■ Your objective ■
What is the number of lines in these entries that include "JSON"? Write that number and no other text.

■ Task inputs ■
____________

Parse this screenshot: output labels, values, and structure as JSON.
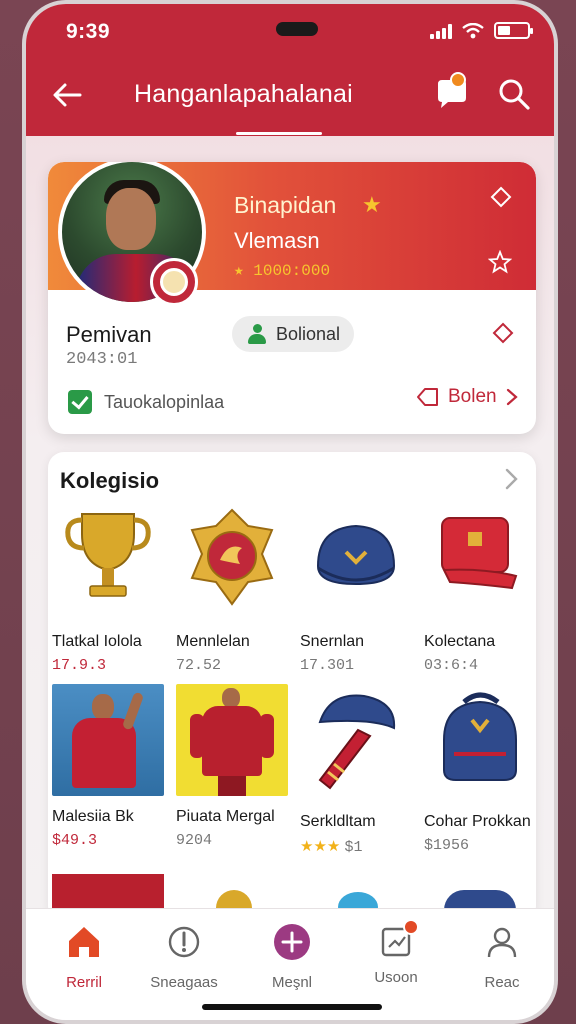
{
  "status_bar": {
    "time": "9:39",
    "signal_icon": "signal-icon",
    "wifi_icon": "wifi-icon",
    "battery_icon": "battery-icon"
  },
  "header": {
    "title": "Hanganlapahalanai",
    "back_icon": "back-arrow-icon",
    "chat_icon": "chat-icon",
    "search_icon": "search-icon",
    "accent": "#c0283a"
  },
  "profile": {
    "banner_name": "Binapidan",
    "banner_subtitle": "Vlemasn",
    "banner_rating": "★ 1000:000",
    "label": "Pemivan",
    "id": "2043:01",
    "status": "Bolional",
    "verified_text": "Tauokalopinlaa",
    "follow_label": "Bolen"
  },
  "collection": {
    "title": "Kolegisio",
    "items": [
      {
        "name": "Tlatkal Iolola",
        "sub": "17.9.3",
        "sub_style": "red",
        "icon": "trophy-icon"
      },
      {
        "name": "Mennlelan",
        "sub": "72.52",
        "icon": "medal-icon"
      },
      {
        "name": "Snernlan",
        "sub": "17.301",
        "icon": "cap-icon"
      },
      {
        "name": "Kolectana",
        "sub": "03:6:4",
        "icon": "bag-icon"
      },
      {
        "name": "Malesiia Bk",
        "sub": "$49.3",
        "sub_style": "red",
        "icon": "player-photo-icon"
      },
      {
        "name": "Piuata Mergal",
        "sub": "9204",
        "icon": "jersey-icon"
      },
      {
        "name": "Serkldltam",
        "stars": "★★★",
        "sub": "$1",
        "icon": "cap-scarf-icon"
      },
      {
        "name": "Cohar Prokkan",
        "sub": "$1956",
        "icon": "backpack-icon"
      }
    ]
  },
  "bottom_nav": [
    {
      "label": "Rerril",
      "icon": "home-icon",
      "active": true
    },
    {
      "label": "Sneagaas",
      "icon": "alert-icon"
    },
    {
      "label": "Meşnl",
      "icon": "plus-icon"
    },
    {
      "label": "Usoon",
      "icon": "notes-icon"
    },
    {
      "label": "Reac",
      "icon": "profile-icon"
    }
  ]
}
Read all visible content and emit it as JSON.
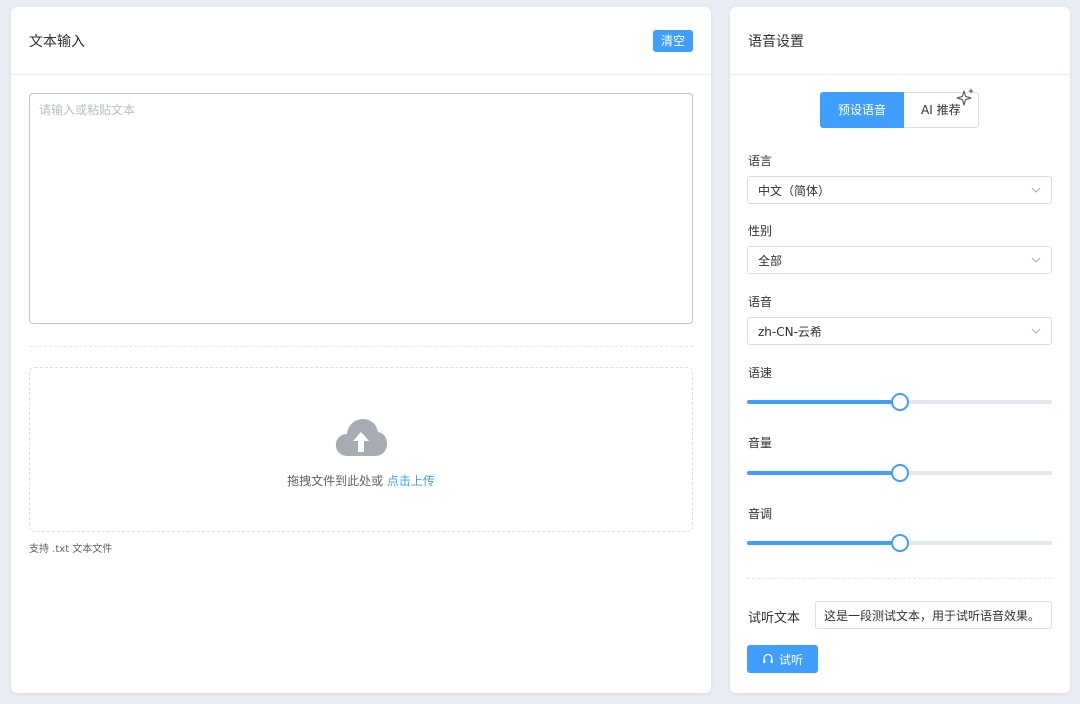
{
  "left": {
    "title": "文本输入",
    "clear_label": "清空",
    "textarea_placeholder": "请输入或粘贴文本",
    "textarea_value": "",
    "upload": {
      "icon": "cloud-upload-icon",
      "prompt": "拖拽文件到此处或 ",
      "link": "点击上传",
      "tip": "支持 .txt 文本文件"
    }
  },
  "right": {
    "title": "语音设置",
    "tabs": [
      {
        "label": "预设语音",
        "active": true
      },
      {
        "label": "AI 推荐",
        "active": false,
        "icon": "sparkle-icon"
      }
    ],
    "language": {
      "label": "语言",
      "value": "中文（简体）"
    },
    "gender": {
      "label": "性别",
      "value": "全部"
    },
    "voice": {
      "label": "语音",
      "value": "zh-CN-云希"
    },
    "rate": {
      "label": "语速",
      "level": 0.5
    },
    "volume": {
      "label": "音量",
      "level": 0.5
    },
    "pitch": {
      "label": "音调",
      "level": 0.5
    },
    "preview": {
      "label": "试听文本",
      "value": "这是一段测试文本，用于试听语音效果。",
      "button": "试听",
      "button_icon": "headset-icon"
    }
  },
  "colors": {
    "accent": "#409eff",
    "background": "#e9edf3"
  }
}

____________

■ Finished task ■
2